Love Is in the Air – and on the Page

By Margaret Lucke

Happy Valentine’s Day!

Today is the day when everyone’s mind—and heart—turns to thoughts of romance and love. We give people cards with heart designs to tell them we love them. Some lucky people receive roses and chocolates too.

And many people, whether they have personal sweethearts or not, pick up a romance novel to read. Of course, readers do that every day. My fingers are crossed that they might pick up one of mine.

Wait, you say, aren’t you a mystery writer? Yep. Always have been (I wrote my first short story featuring a private detective at age eleven). Always will be, or so I hope.

So, you might wonder, what am I doing as a member of the Bay Area Romance Writers?

I wondered that too when I first joined the organization. But the publisher of my my first Claire Scanlan Haunted House novel, House of Whispers, was billing the book as a paranormal romantic suspense, and I decided I should find out what that word romantic really meant. The book has a strong romance subplot. Maybe its potential audience extended beyond mystery fans. There are lots of romance readers—maybe one or two of them would enjoy a good love story with ghosts and murder mixed in. I hoped the group would help me figure out how to reach them.

Fact: In the year before House of Whispers came out, 74.8 million people had read at least one romance novel.

Those numbers sounded promising. So I sent in my dues and went to my first meeting not knowing what to expect. Dreamy-eyed writers wearing pink and sipping from china teacups with their baby fingers raised? Not on your life. These women were meeting in a brew-pub. For breakfast. Nowadays they meet mostly on Zoom, but what hasn’t changed is that they are a savvy, supportive, career-focused group. And they sell lots of books.

Fact: Romance fiction racks up $1.44 billion (that’s with a b) in annual sales. Mystery fiction brings in $728 million—just over half as much.

Sales of romance novels have shown a significant steady increase over the past five years. Being in love, it seems, is a more popular fantasy than being involved in a murder.

Fact: There are 39 subgenres and 127 tropes to be found within the romance genre.

I found those numbers on internet sites devoted to the genre. Of course, different sources provide different lists with different numbers, but the point is that the genre can accommodate almost any kind of story—including mystery.

I was surprised to learn how many types of books fall under the romance umbrella. It turns out that two of my favorite novels, Pride and Prejudice and Gone with the Wind, are romances. Books you might think of as mysteries, thrillers, suspense novels, science fiction, fantasy, paranormal are in fact romances. Okay, maybe not GWTW. Spoiler alert: This book falls short of the romance definition in its final pages.

Romance Writers of America has two criteria that a novel must meet to be considered a romance. First, a love story must be central to the plot—two people fall in love and must struggle to make their relationship work. Second, there must be an HEA ending—romance writer shorthand for Happily Ever After. Or at least an HFN—Happy For Now. Either way, the story must conclude on an emotionally satisfying and optimistic note.

But wait—even if a novel doesn’t fit that definition, it may still count as a romance. One of the official subgenres on RWA’s website (www.rwa.org) l is “novels with strong romantic elements”—books in which a romance plays a part even though major aspects of the story take the plot beyond the traditional romance boundaries.

So as long as one of your characters is romantically involved with another, or wants to be, then you too may have a romance novel on your hands. Perhaps Gone With the Wind fits after all. And the list of mysteries that qualify is very, very long.

Stated goal 1: According to the essay on romance writing, how much does romance fiction bring in each year?

Extracted material:
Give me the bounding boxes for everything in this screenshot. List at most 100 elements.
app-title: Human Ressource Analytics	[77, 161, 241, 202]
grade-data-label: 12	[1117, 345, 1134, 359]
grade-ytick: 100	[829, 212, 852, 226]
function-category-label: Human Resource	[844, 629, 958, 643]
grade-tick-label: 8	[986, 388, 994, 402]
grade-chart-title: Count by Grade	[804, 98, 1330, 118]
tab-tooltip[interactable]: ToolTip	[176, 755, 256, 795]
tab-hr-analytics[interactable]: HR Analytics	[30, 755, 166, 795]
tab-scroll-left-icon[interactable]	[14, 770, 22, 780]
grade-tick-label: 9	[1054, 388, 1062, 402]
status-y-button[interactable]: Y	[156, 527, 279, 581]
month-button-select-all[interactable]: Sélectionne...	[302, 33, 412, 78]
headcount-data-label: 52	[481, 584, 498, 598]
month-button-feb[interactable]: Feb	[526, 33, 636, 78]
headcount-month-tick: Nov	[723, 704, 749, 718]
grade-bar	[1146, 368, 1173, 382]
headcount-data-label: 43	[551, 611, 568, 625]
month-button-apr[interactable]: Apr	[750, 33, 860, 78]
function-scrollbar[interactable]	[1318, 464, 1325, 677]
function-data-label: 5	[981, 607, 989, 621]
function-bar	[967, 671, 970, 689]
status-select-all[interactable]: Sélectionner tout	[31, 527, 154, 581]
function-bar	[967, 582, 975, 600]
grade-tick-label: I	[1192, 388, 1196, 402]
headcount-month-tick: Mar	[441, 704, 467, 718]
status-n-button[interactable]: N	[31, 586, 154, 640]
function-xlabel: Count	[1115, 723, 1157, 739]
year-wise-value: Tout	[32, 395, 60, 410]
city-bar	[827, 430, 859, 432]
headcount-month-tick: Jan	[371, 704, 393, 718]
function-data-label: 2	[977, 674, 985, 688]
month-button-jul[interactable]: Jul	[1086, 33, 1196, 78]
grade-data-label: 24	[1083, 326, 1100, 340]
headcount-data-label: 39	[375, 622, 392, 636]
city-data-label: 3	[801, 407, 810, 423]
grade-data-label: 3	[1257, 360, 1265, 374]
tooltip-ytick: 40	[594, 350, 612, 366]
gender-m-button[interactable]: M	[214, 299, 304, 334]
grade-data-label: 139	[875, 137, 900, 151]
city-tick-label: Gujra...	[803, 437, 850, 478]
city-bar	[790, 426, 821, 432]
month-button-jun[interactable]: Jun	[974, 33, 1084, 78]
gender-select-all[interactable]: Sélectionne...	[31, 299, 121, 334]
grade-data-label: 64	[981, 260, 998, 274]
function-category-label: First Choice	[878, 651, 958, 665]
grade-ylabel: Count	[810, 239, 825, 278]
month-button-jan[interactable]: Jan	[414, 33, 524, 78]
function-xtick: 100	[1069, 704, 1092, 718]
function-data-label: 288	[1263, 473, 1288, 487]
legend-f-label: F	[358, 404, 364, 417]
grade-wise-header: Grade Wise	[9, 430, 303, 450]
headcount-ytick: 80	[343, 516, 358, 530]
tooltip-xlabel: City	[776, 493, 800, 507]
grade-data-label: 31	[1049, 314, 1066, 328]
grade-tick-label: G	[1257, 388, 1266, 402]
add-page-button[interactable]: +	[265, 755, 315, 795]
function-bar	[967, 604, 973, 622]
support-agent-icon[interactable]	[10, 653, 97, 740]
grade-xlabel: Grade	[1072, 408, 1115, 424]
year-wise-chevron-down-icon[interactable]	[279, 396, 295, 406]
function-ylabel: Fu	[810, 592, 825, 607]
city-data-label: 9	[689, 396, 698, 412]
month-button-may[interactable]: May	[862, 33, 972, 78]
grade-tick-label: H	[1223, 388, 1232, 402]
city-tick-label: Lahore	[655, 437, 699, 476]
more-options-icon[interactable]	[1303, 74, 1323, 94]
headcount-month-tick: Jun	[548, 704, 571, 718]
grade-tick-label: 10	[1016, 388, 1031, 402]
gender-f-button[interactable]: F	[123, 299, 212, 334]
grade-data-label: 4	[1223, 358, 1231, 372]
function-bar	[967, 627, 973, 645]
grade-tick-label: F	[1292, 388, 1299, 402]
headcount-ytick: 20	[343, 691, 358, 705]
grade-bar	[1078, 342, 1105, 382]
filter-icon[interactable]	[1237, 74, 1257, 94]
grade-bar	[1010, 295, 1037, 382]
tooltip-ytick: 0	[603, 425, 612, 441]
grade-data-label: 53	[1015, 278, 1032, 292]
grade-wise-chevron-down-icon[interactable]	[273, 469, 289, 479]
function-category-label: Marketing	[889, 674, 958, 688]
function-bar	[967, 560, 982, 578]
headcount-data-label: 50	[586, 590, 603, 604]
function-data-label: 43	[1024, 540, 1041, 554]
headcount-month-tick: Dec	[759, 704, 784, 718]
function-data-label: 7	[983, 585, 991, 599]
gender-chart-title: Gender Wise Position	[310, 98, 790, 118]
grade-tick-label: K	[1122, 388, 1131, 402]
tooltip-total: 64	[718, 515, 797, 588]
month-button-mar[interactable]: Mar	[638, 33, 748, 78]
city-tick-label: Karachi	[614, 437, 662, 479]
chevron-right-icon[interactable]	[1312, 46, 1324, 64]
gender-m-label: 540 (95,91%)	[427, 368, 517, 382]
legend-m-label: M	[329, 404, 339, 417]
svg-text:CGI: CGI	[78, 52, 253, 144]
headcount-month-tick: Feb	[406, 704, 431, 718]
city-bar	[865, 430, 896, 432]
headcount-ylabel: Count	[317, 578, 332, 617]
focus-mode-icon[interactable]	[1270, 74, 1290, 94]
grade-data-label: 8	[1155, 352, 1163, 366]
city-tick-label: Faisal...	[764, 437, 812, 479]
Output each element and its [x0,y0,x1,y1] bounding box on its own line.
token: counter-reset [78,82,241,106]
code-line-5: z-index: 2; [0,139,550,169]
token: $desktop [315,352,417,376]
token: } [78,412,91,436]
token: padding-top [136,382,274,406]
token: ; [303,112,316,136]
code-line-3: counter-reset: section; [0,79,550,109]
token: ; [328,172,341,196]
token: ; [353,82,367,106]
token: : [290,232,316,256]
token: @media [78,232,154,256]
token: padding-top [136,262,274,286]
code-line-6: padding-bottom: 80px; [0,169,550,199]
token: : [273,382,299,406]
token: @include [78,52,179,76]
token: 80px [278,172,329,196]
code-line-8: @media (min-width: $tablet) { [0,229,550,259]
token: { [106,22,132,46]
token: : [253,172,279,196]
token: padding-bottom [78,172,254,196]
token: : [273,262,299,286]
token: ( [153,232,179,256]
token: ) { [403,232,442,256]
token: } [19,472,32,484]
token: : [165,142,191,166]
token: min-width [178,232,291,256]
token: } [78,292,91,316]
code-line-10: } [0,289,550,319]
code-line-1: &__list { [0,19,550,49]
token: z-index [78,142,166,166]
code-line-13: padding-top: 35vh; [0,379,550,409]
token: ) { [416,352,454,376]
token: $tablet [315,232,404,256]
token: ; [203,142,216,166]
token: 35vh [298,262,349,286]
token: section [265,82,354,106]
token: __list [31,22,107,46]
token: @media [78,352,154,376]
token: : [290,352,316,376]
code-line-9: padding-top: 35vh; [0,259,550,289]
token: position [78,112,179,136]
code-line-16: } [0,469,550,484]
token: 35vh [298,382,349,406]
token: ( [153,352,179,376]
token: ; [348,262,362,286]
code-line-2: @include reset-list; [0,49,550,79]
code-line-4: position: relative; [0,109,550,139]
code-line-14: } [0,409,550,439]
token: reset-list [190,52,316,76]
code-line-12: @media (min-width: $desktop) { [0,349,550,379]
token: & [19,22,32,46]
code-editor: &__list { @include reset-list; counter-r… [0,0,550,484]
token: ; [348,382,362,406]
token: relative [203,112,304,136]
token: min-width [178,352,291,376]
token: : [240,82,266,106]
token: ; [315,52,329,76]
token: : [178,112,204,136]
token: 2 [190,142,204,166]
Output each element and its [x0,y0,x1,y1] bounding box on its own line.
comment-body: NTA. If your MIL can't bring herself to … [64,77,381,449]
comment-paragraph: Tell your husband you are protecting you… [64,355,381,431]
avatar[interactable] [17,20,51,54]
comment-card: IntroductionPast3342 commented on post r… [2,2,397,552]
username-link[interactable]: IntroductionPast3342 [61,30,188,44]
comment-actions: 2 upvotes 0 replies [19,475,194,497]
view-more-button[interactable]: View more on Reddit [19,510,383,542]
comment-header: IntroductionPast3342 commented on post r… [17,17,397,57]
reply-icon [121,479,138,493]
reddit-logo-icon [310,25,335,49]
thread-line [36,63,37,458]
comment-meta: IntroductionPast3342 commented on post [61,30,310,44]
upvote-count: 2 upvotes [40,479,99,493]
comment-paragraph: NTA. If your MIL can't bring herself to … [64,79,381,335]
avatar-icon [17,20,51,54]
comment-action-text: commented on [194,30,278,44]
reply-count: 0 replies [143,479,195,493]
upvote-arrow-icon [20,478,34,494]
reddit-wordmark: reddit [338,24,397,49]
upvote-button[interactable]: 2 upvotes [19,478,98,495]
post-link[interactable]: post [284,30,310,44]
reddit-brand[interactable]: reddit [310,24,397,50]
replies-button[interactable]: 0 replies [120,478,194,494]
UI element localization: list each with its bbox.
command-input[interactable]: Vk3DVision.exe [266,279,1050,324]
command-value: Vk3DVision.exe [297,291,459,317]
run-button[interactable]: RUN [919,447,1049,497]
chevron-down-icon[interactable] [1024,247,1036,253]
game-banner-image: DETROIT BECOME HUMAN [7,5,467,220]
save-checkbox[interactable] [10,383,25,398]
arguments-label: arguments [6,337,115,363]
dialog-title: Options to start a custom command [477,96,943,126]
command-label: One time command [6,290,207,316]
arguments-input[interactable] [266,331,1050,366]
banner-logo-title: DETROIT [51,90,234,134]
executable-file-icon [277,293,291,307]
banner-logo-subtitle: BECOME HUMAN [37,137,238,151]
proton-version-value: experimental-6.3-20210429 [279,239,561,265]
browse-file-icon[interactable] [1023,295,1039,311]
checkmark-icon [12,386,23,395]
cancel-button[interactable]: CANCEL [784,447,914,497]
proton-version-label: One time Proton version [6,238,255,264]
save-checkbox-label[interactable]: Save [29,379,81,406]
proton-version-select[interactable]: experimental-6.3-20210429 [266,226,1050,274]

Stated goal 2: Quote the records word for word, starting with their first line and going on through the line that contains "607, 989, 621]", with both of those lines included.

Exercise output 1: $1.44 billion in annual sales.

Exercise output 2:
Give me the bounding boxes for everything in this screenshot. List at most 100 elements.
app-title: Human Ressource Analytics	[77, 161, 241, 202]
grade-data-label: 12	[1117, 345, 1134, 359]
grade-ytick: 100	[829, 212, 852, 226]
function-category-label: Human Resource	[844, 629, 958, 643]
grade-tick-label: 8	[986, 388, 994, 402]
grade-chart-title: Count by Grade	[804, 98, 1330, 118]
tab-tooltip[interactable]: ToolTip	[176, 755, 256, 795]
tab-hr-analytics[interactable]: HR Analytics	[30, 755, 166, 795]
tab-scroll-left-icon[interactable]	[14, 770, 22, 780]
grade-tick-label: 9	[1054, 388, 1062, 402]
status-y-button[interactable]: Y	[156, 527, 279, 581]
month-button-select-all[interactable]: Sélectionne...	[302, 33, 412, 78]
headcount-data-label: 52	[481, 584, 498, 598]
month-button-feb[interactable]: Feb	[526, 33, 636, 78]
headcount-month-tick: Nov	[723, 704, 749, 718]
grade-bar	[1146, 368, 1173, 382]
headcount-data-label: 43	[551, 611, 568, 625]
month-button-apr[interactable]: Apr	[750, 33, 860, 78]
function-scrollbar[interactable]	[1318, 464, 1325, 677]
function-data-label: 5	[981, 607, 989, 621]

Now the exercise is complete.